• _Work to be completed_
In the article about the Pacific Islands Forum summit, in what year was the forum founded, and under what name?

Tag Archives: Vanuatu

‘Small and Far’: Pacific Island States Gather at Annual Forum

The 16 states are meeting this week to discuss regional challenges, particularly climate change.

The forum describes its mission as: “to work in support of forum member governments, to enhance the economic and social well-being of the people of the South Pacific by fostering cooperation between governments and between international agencies, and by representing the interests of forum members in ways agreed by the forum.” It has met annually since 1971, when the forum was founded as the South Pacific Forum.

Sixteen states in the South Pacific are members of the Pacific Islands Forum: Australia, Cook Islands, Federated States of Micronesia, Fiji, Kiribati, Nauru, New Zealand, Niue, Palau, Papua New Guinea, Republic of Marshall Islands, Samoa, Solomon Islands, Tonga, Tuvalu, and Vanuatu.

Reflecting the predominant geographic nature of the forum’s members, the theme for this year’s summit is: “Small and Far: Challenges for Growth.” While each of the members have small land masses and populations (Australia aside), their combined sovereignty covers an area of 8,538,293 sq km (3,296,653 sq mi), making their agreement over maritime concerns important not only for members of the forum, but also for states outside the forum with interests in the South Pacific.This geographic reality is usually reflected in the priority of regional fisheries and shipping lanes on the forum’s agenda. However, in recent years the impact of climate change has begun to dominate discussions within the forum.

The smaller states within the South Pacific have become a leading voice on the global stage on the issue of climate change and its potential effects on human security, as well as the environment. Pacific Island nations take climate change extremely seriously, with some forecasts predicting a potential loss of territory due to rising sea levels. For Tuvalu, a country whose highest point is only 4 meters above sea level, rising sea levels are very real threat to its existence.

• _Information shown_
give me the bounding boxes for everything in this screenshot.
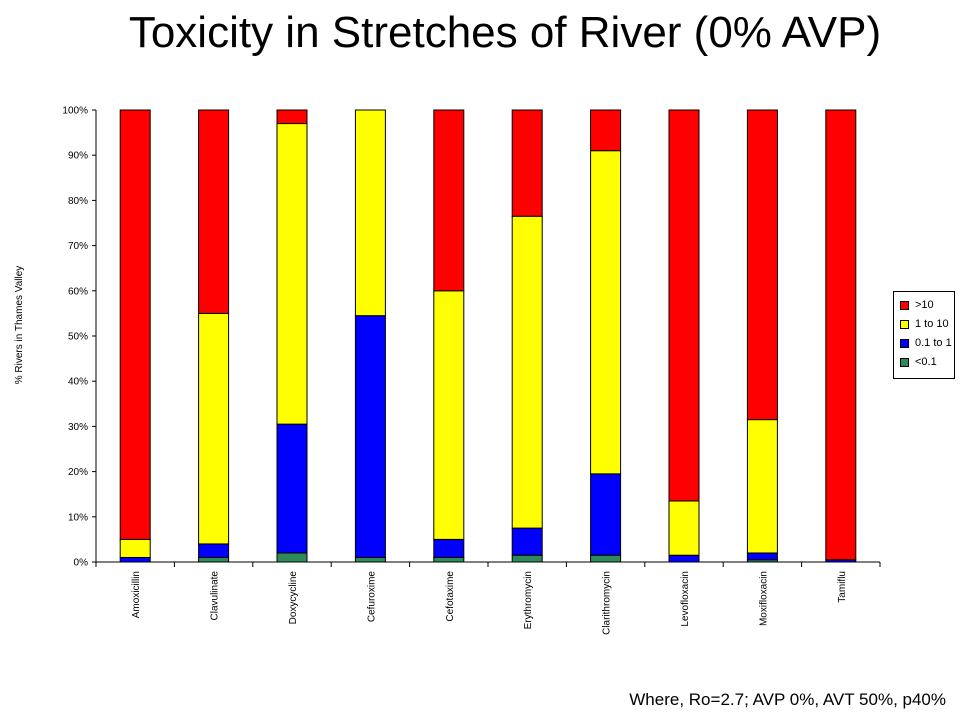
x-tick-label: Erythromycin [523,571,534,629]
bar-segment [433,109,465,292]
x-axis: Amoxicillin Clavulinate Doxycycline Cefurox… [95,561,881,635]
bar-segment [668,500,700,556]
x-tick-label: Cefotaxime [445,571,456,622]
bar-segment [746,109,778,421]
legend: >10 1 to 10 0.1 to 1 <0.1 [893,291,955,379]
bar-segment [119,556,151,563]
x-tick-label: Doxycycline [288,571,299,625]
y-axis-label: % Rivers in Thames Valley [14,266,25,385]
legend-item: >10 [900,298,934,312]
bar-segment [276,552,308,563]
legend-swatch [900,338,909,348]
x-tick-label: Cefuroxime [366,571,377,623]
bar-segment [354,315,386,558]
slide-title: Toxicity in Stretches of River (0% AVP) [128,8,882,57]
y-axis: 0% 10% 20% 30% 40% 50% 60% 70% 80% 90% 100% [62,106,97,569]
y-tick-label: 30% [68,422,88,433]
bar-segment [198,109,230,314]
y-tick-label: 80% [68,196,88,207]
bar-segment [433,538,465,558]
bar-segment [354,109,386,317]
legend-item: 0.1 to 1 [900,336,952,350]
bar-segment [825,109,857,561]
bar-segment [511,215,543,529]
bar-segment [511,109,543,217]
y-tick-label: 10% [68,512,88,523]
bar-segment [276,109,308,125]
bar-segment [119,109,151,540]
bar-segment [590,150,622,475]
bar-segment [119,538,151,558]
legend-item: <0.1 [900,355,937,369]
x-tick-label: Moxifloxacin [758,571,769,626]
footnote: Where, Ro=2.7; AVP 0%, AVT 50%, p40% [629,690,946,709]
legend-swatch [900,300,909,310]
bars [119,109,857,563]
x-tick-label: Amoxicillin [131,571,142,618]
y-tick-label: 40% [68,377,88,388]
bar-segment [746,552,778,561]
x-tick-label: Clavulinate [210,571,221,621]
legend-label: 1 to 10 [915,318,949,330]
y-tick-label: 90% [68,151,88,162]
legend-swatch [900,319,909,329]
legend-label: <0.1 [915,356,937,368]
legend-swatch [900,357,909,367]
y-tick-label: 100% [62,106,88,117]
bar-segment [198,556,230,563]
bar-segment [433,556,465,563]
legend-label: 0.1 to 1 [915,337,952,349]
x-tick-label: Tamiflu [837,571,848,603]
legend-label: >10 [915,299,934,311]
y-tick-label: 20% [68,467,88,478]
bar-segment [433,290,465,540]
bar-segment [354,556,386,563]
y-tick-label: 50% [68,332,88,343]
x-tick-label: Clarithromycin [602,571,613,635]
bar-segment [746,419,778,554]
y-tick-label: 60% [68,286,88,297]
bar-segment [511,554,543,563]
x-tick-label: Levofloxacin [680,571,691,627]
bar-segment [668,554,700,563]
bar-segment [198,543,230,558]
bar-segment [276,123,308,425]
legend-item: 1 to 10 [900,317,949,331]
bar-segment [511,527,543,556]
bar-segment [590,554,622,563]
bar-segment [590,473,622,556]
bar-segment [198,312,230,545]
y-tick-label: 70% [68,241,88,252]
bar-segment [276,423,308,554]
bar-segment [668,109,700,502]
y-tick-label: 0% [74,558,89,569]
bar-segment [590,109,622,152]
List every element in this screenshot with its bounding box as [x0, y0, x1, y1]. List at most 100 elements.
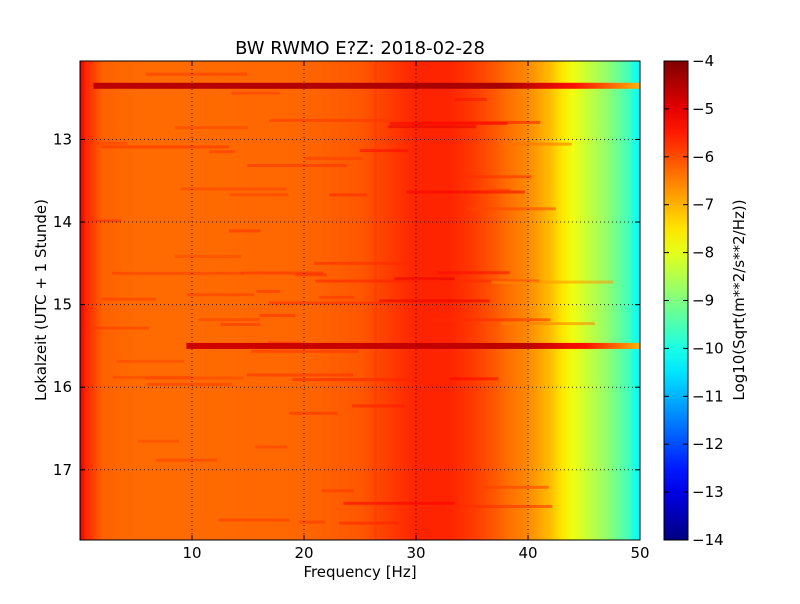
texture-stripe [228, 229, 261, 233]
texture-stripe [499, 142, 572, 146]
texture-stripe [329, 193, 367, 197]
y-tick-label: 13 [53, 130, 72, 148]
texture-stripe [101, 145, 229, 149]
texture-vertical-line [374, 61, 377, 540]
spectrogram-band [93, 82, 640, 89]
texture-stripe [406, 190, 525, 194]
x-axis-label: Frequency [Hz] [303, 563, 416, 581]
spectrogram-background [80, 61, 640, 540]
texture-stripe [483, 485, 549, 489]
y-tick-label: 14 [53, 213, 72, 231]
spectrogram-bands [93, 82, 640, 349]
texture-stripe [436, 271, 510, 275]
texture-stripe [268, 301, 391, 305]
texture-stripe [295, 273, 327, 277]
texture-stripe [145, 376, 244, 380]
colorbar-tick-label: −14 [692, 531, 724, 549]
texture-stripe [390, 121, 508, 125]
texture-stripe [491, 280, 614, 284]
y-tick-label: 15 [53, 296, 72, 314]
texture-stripe [155, 458, 217, 462]
texture-stripe [218, 518, 290, 522]
texture-stripe [112, 271, 244, 275]
colorbar-tick-label: −10 [692, 339, 724, 357]
colorbar-tick-label: −7 [692, 196, 714, 214]
texture-stripe [256, 289, 280, 293]
texture-stripe [259, 313, 296, 317]
chart-title: BW RWMO E?Z: 2018-02-28 [235, 38, 485, 59]
colorbar-tick-label: −4 [692, 52, 714, 70]
y-tick-label: 16 [53, 378, 72, 396]
texture-stripe [247, 164, 347, 168]
x-tick-label: 50 [630, 544, 649, 562]
texture-stripe [388, 125, 477, 129]
texture-stripe [95, 141, 128, 145]
y-axis-label: Lokalzeit (UTC + 1 Stunde) [32, 199, 50, 401]
colorbar-tick-label: −12 [692, 435, 724, 453]
texture-stripe [180, 187, 287, 191]
texture-stripe [292, 378, 417, 382]
texture-stripe [269, 118, 399, 122]
texture-stripe [116, 359, 185, 363]
texture-stripe [175, 126, 249, 130]
colorbar-ticks: −4 −5 −6 −7 −8 −9 −10 −11 −12 −13 −14 [664, 52, 724, 549]
texture-stripe [240, 271, 324, 275]
texture-stripe [456, 175, 532, 179]
texture-stripe [91, 219, 121, 223]
plot-area [80, 61, 640, 540]
texture-stripe [314, 261, 412, 265]
colorbar-tick-label: −9 [692, 292, 714, 310]
texture-stripe [186, 293, 255, 297]
colorbar-tick-label: −11 [692, 387, 724, 405]
texture-stripe [359, 149, 409, 153]
texture-stripe [246, 373, 354, 377]
y-tick-label: 17 [53, 461, 72, 479]
texture-stripe [145, 72, 248, 76]
texture-stripe [501, 322, 595, 326]
texture-stripe [250, 349, 359, 353]
texture-stripe [289, 411, 338, 415]
texture-stripe [454, 97, 487, 101]
texture-stripe [450, 377, 499, 381]
colorbar-tick-label: −8 [692, 244, 714, 262]
texture-stripe [230, 193, 289, 197]
texture-stripe [352, 404, 405, 408]
y-axis-ticks: 13 14 15 16 17 [53, 130, 640, 479]
texture-stripe [343, 501, 455, 505]
colorbar-label: Log10(Sqrt(m**2/s**2/Hz)) [730, 199, 748, 400]
x-axis-ticks: 10 20 30 40 50 [182, 61, 650, 562]
colorbar-tick-label: −6 [692, 148, 714, 166]
plot-frame [79, 60, 641, 541]
texture-stripe [147, 382, 233, 386]
texture-stripe [318, 295, 355, 299]
texture-stripe [255, 445, 288, 449]
texture-stripe [198, 318, 260, 322]
texture-stripe [339, 521, 400, 525]
texture-stripe [209, 150, 236, 154]
texture-stripe [231, 91, 280, 95]
spectrogram-texture [90, 61, 614, 540]
x-tick-label: 10 [182, 544, 201, 562]
texture-stripe [315, 279, 439, 283]
texture-stripe [304, 156, 363, 160]
texture-stripe [446, 504, 553, 508]
texture-stripe [433, 318, 551, 322]
texture-stripe [298, 520, 326, 524]
colorbar: −4 −5 −6 −7 −8 −9 −10 −11 −12 −13 −14 Log10(Sqrt(m… [663, 52, 748, 549]
texture-stripe [138, 439, 179, 443]
texture-stripe [175, 254, 242, 258]
texture-stripe [90, 326, 149, 330]
x-tick-label: 30 [406, 544, 425, 562]
colorbar-tick-label: −13 [692, 483, 724, 501]
x-tick-label: 40 [518, 544, 537, 562]
texture-stripe [487, 188, 511, 192]
colorbar-tick-label: −5 [692, 100, 714, 118]
texture-stripe [321, 489, 354, 493]
spectrogram-band [186, 342, 640, 349]
texture-stripe [394, 277, 455, 281]
texture-stripe [102, 297, 156, 301]
texture-stripe [466, 207, 556, 211]
grid-lines [80, 61, 640, 540]
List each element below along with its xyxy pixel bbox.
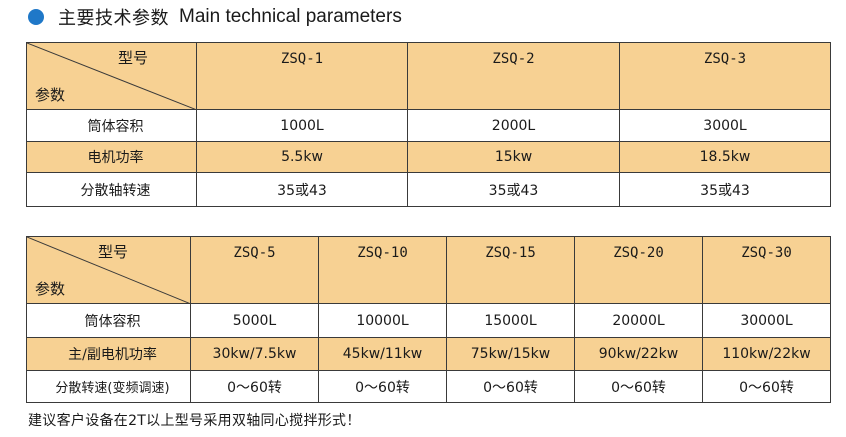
bullet-dot-icon [28, 9, 44, 25]
table-1-corner-cell: 型号 参数 [26, 42, 197, 110]
cell-value: 30kw/7.5kw [190, 337, 319, 371]
table-row: 筒体容积 5000L 10000L 15000L 20000L 30000L [26, 303, 831, 338]
model-header: ZSQ-2 [407, 42, 620, 110]
cell-value: 5000L [190, 303, 319, 338]
cell-value: 18.5kw [619, 141, 831, 173]
spec-table-1: 型号 参数 ZSQ-1 ZSQ-2 ZSQ-3 筒体容积 1000L 2000L… [26, 42, 831, 207]
model-header: ZSQ-15 [446, 236, 575, 304]
cell-value: 90kw/22kw [574, 337, 703, 371]
cell-value: 2000L [407, 109, 620, 142]
model-header: ZSQ-20 [574, 236, 703, 304]
cell-value: 15000L [446, 303, 575, 338]
cell-value: 0～60转 [318, 370, 447, 403]
cell-value: 10000L [318, 303, 447, 338]
cell-value: 20000L [574, 303, 703, 338]
corner-param-label: 参数 [35, 280, 66, 298]
table-1-header-row: 型号 参数 ZSQ-1 ZSQ-2 ZSQ-3 [26, 42, 831, 110]
table-2-header-row: 型号 参数 ZSQ-5 ZSQ-10 ZSQ-15 ZSQ-20 ZSQ-30 [26, 236, 831, 304]
cell-value: 0～60转 [190, 370, 319, 403]
table-row: 分散轴转速 35或43 35或43 35或43 [26, 172, 831, 207]
title-english: Main technical parameters [179, 6, 402, 27]
cell-value: 5.5kw [196, 141, 408, 173]
cell-value: 35或43 [196, 172, 408, 207]
spec-table-2: 型号 参数 ZSQ-5 ZSQ-10 ZSQ-15 ZSQ-20 ZSQ-30 … [26, 236, 831, 403]
cell-value: 35或43 [407, 172, 620, 207]
model-header: ZSQ-1 [196, 42, 408, 110]
table-row: 主/副电机功率 30kw/7.5kw 45kw/11kw 75kw/15kw 9… [26, 337, 831, 371]
table-row: 分散转速(变频调速) 0～60转 0～60转 0～60转 0～60转 0～60转 [26, 370, 831, 403]
corner-param-label: 参数 [35, 86, 66, 104]
cell-value: 110kw/22kw [702, 337, 831, 371]
cell-value: 3000L [619, 109, 831, 142]
cell-value: 1000L [196, 109, 408, 142]
model-header: ZSQ-10 [318, 236, 447, 304]
cell-value: 35或43 [619, 172, 831, 207]
table-row: 电机功率 5.5kw 15kw 18.5kw [26, 141, 831, 173]
section-title: 主要技术参数 Main technical parameters [28, 4, 402, 30]
title-chinese: 主要技术参数 [58, 8, 169, 29]
model-header: ZSQ-30 [702, 236, 831, 304]
table-row: 筒体容积 1000L 2000L 3000L [26, 109, 831, 142]
cell-value: 45kw/11kw [318, 337, 447, 371]
row-label: 分散转速(变频调速) [26, 370, 191, 403]
diagonal-line-icon [27, 43, 197, 110]
cell-value: 0～60转 [574, 370, 703, 403]
cell-value: 0～60转 [702, 370, 831, 403]
row-label: 主/副电机功率 [26, 337, 191, 371]
cell-value: 30000L [702, 303, 831, 338]
corner-model-label: 型号 [117, 49, 148, 67]
row-label: 分散轴转速 [26, 172, 197, 207]
row-label: 筒体容积 [26, 303, 191, 338]
table-2-corner-cell: 型号 参数 [26, 236, 191, 304]
cell-value: 0～60转 [446, 370, 575, 403]
diagonal-line-icon [27, 237, 191, 304]
row-label: 筒体容积 [26, 109, 197, 142]
cell-value: 75kw/15kw [446, 337, 575, 371]
model-header: ZSQ-3 [619, 42, 831, 110]
corner-model-label: 型号 [97, 243, 128, 261]
cell-value: 15kw [407, 141, 620, 173]
model-header: ZSQ-5 [190, 236, 319, 304]
footer-note: 建议客户设备在2T以上型号采用双轴同心搅拌形式！ [28, 413, 361, 429]
row-label: 电机功率 [26, 141, 197, 173]
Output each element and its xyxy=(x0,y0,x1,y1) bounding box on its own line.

• _Written response_
It was founded in 1971 as the South Pacific Forum.